To be done: Quote the records that follow in full and exactly; leave out the pictures.
[START OF Dataset extract]
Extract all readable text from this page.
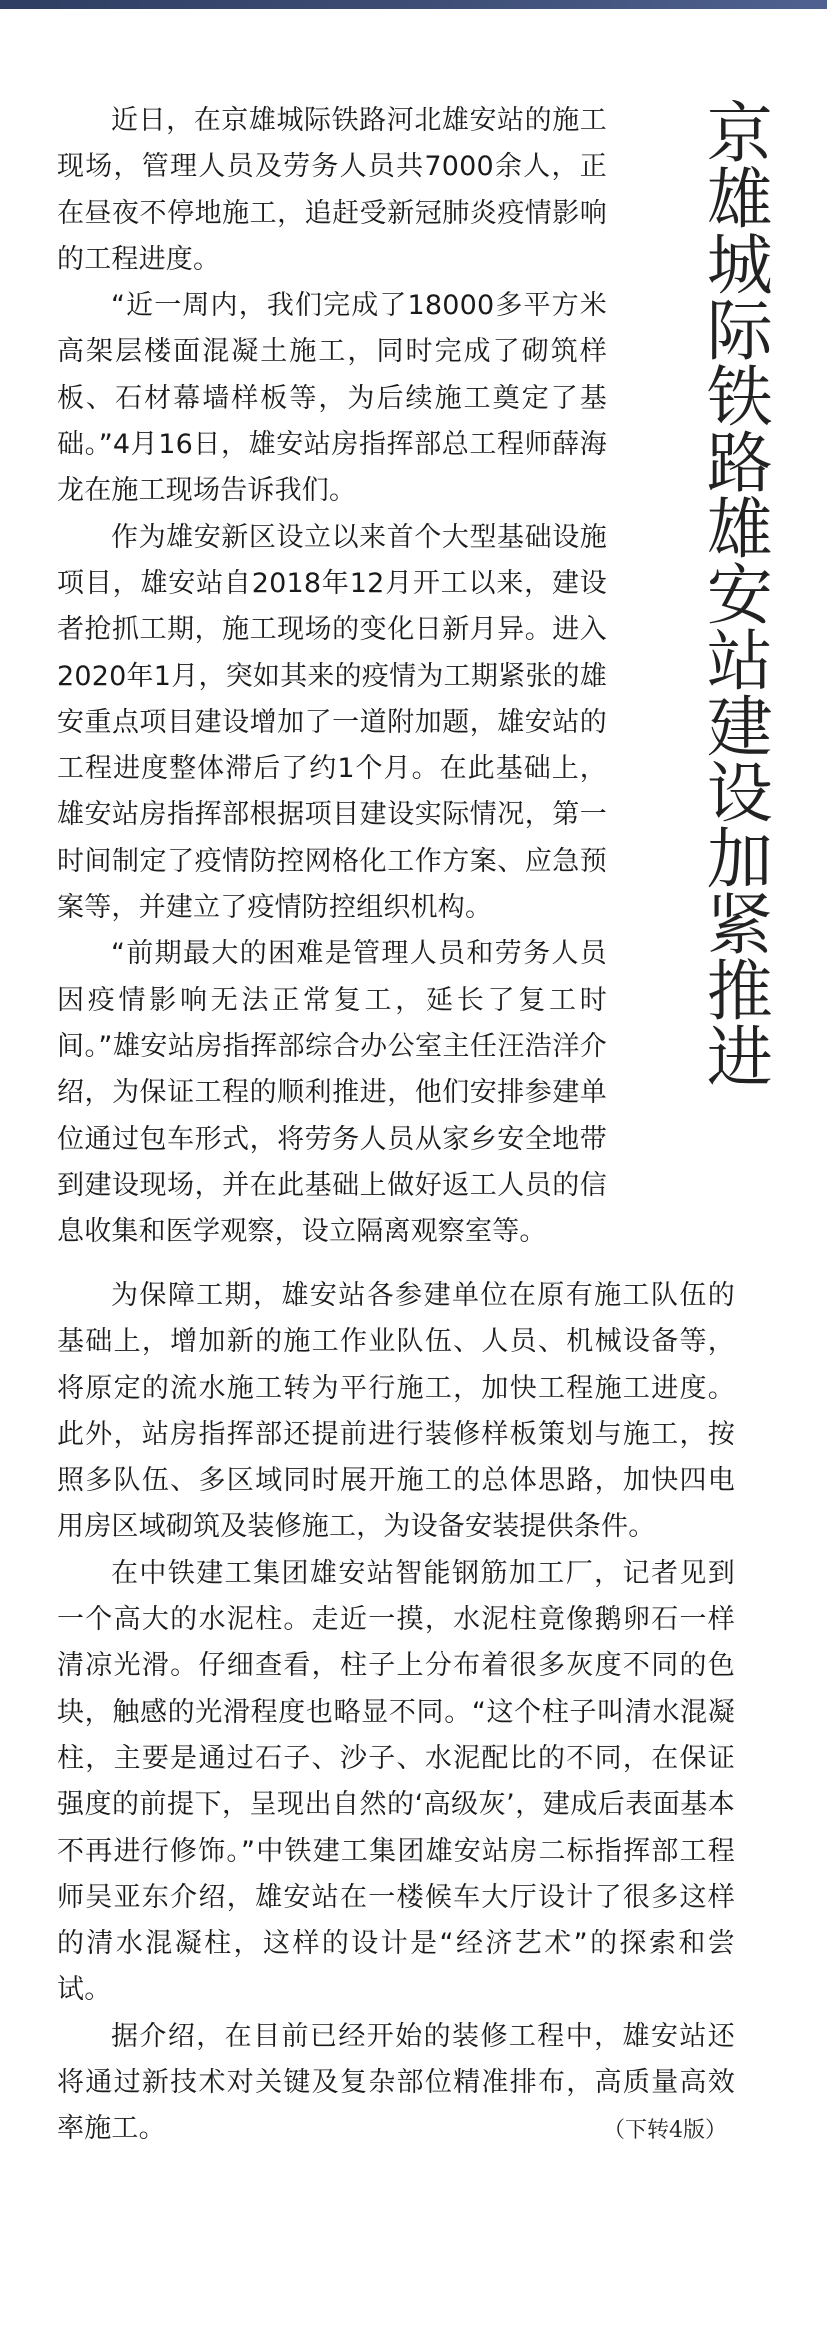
京雄城际铁路雄安站建设加紧推进

近日，在京雄城际铁路河北雄安站的施工现场，管理人员及劳务人员共7000余人，正在昼夜不停地施工，追赶受新冠肺炎疫情影响的工程进度。

“近一周内，我们完成了18000多平方米高架层楼面混凝土施工，同时完成了砌筑样板、石材幕墙样板等，为后续施工奠定了基础。”4月16日，雄安站房指挥部总工程师薛海龙在施工现场告诉我们。

作为雄安新区设立以来首个大型基础设施项目，雄安站自2018年12月开工以来，建设者抢抓工期，施工现场的变化日新月异。进入2020年1月，突如其来的疫情为工期紧张的雄安重点项目建设增加了一道附加题，雄安站的工程进度整体滞后了约1个月。在此基础上，雄安站房指挥部根据项目建设实际情况，第一时间制定了疫情防控网格化工作方案、应急预案等，并建立了疫情防控组织机构。

“前期最大的困难是管理人员和劳务人员因疫情影响无法正常复工，延长了复工时间。”雄安站房指挥部综合办公室主任汪浩洋介绍，为保证工程的顺利推进，他们安排参建单位通过包车形式，将劳务人员从家乡安全地带到建设现场，并在此基础上做好返工人员的信息收集和医学观察，设立隔离观察室等。

为保障工期，雄安站各参建单位在原有施工队伍的基础上，增加新的施工作业队伍、人员、机械设备等，将原定的流水施工转为平行施工，加快工程施工进度。此外，站房指挥部还提前进行装修样板策划与施工，按照多队伍、多区域同时展开施工的总体思路，加快四电用房区域砌筑及装修施工，为设备安装提供条件。

在中铁建工集团雄安站智能钢筋加工厂，记者见到一个高大的水泥柱。走近一摸，水泥柱竟像鹅卵石一样清凉光滑。仔细查看，柱子上分布着很多灰度不同的色块，触感的光滑程度也略显不同。“这个柱子叫清水混凝柱，主要是通过石子、沙子、水泥配比的不同，在保证强度的前提下，呈现出自然的‘高级灰’，建成后表面基本不再进行修饰。”中铁建工集团雄安站房二标指挥部工程师吴亚东介绍，雄安站在一楼候车大厅设计了很多这样的清水混凝柱，这样的设计是“经济艺术”的探索和尝试。

据介绍，在目前已经开始的装修工程中，雄安站还将通过新技术对关键及复杂部位精准排布，高质量高效率施工。	（下转4版）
[END OF Dataset extract]
Response to the task:
Extract all readable text from this page.
京雄城际铁路雄安站建设加紧推进

近日，在京雄城际铁路河北雄安站的施工现场，管理人员及劳务人员共7000余人，正在昼夜不停地施工，追赶受新冠肺炎疫情影响的工程进度。

“近一周内，我们完成了18000多平方米高架层楼面混凝土施工，同时完成了砌筑样板、石材幕墙样板等，为后续施工奠定了基础。”4月16日，雄安站房指挥部总工程师薛海龙在施工现场告诉我们。

作为雄安新区设立以来首个大型基础设施项目，雄安站自2018年12月开工以来，建设者抢抓工期，施工现场的变化日新月异。进入2020年1月，突如其来的疫情为工期紧张的雄安重点项目建设增加了一道附加题，雄安站的工程进度整体滞后了约1个月。在此基础上，雄安站房指挥部根据项目建设实际情况，第一时间制定了疫情防控网格化工作方案、应急预案等，并建立了疫情防控组织机构。

“前期最大的困难是管理人员和劳务人员因疫情影响无法正常复工，延长了复工时间。”雄安站房指挥部综合办公室主任汪浩洋介绍，为保证工程的顺利推进，他们安排参建单位通过包车形式，将劳务人员从家乡安全地带到建设现场，并在此基础上做好返工人员的信息收集和医学观察，设立隔离观察室等。

为保障工期，雄安站各参建单位在原有施工队伍的基础上，增加新的施工作业队伍、人员、机械设备等，将原定的流水施工转为平行施工，加快工程施工进度。此外，站房指挥部还提前进行装修样板策划与施工，按照多队伍、多区域同时展开施工的总体思路，加快四电用房区域砌筑及装修施工，为设备安装提供条件。

在中铁建工集团雄安站智能钢筋加工厂，记者见到一个高大的水泥柱。走近一摸，水泥柱竟像鹅卵石一样清凉光滑。仔细查看，柱子上分布着很多灰度不同的色块，触感的光滑程度也略显不同。“这个柱子叫清水混凝柱，主要是通过石子、沙子、水泥配比的不同，在保证强度的前提下，呈现出自然的‘高级灰’，建成后表面基本不再进行修饰。”中铁建工集团雄安站房二标指挥部工程师吴亚东介绍，雄安站在一楼候车大厅设计了很多这样的清水混凝柱，这样的设计是“经济艺术”的探索和尝试。

据介绍，在目前已经开始的装修工程中，雄安站还将通过新技术对关键及复杂部位精准排布，高质量高效率施工。	（下转4版）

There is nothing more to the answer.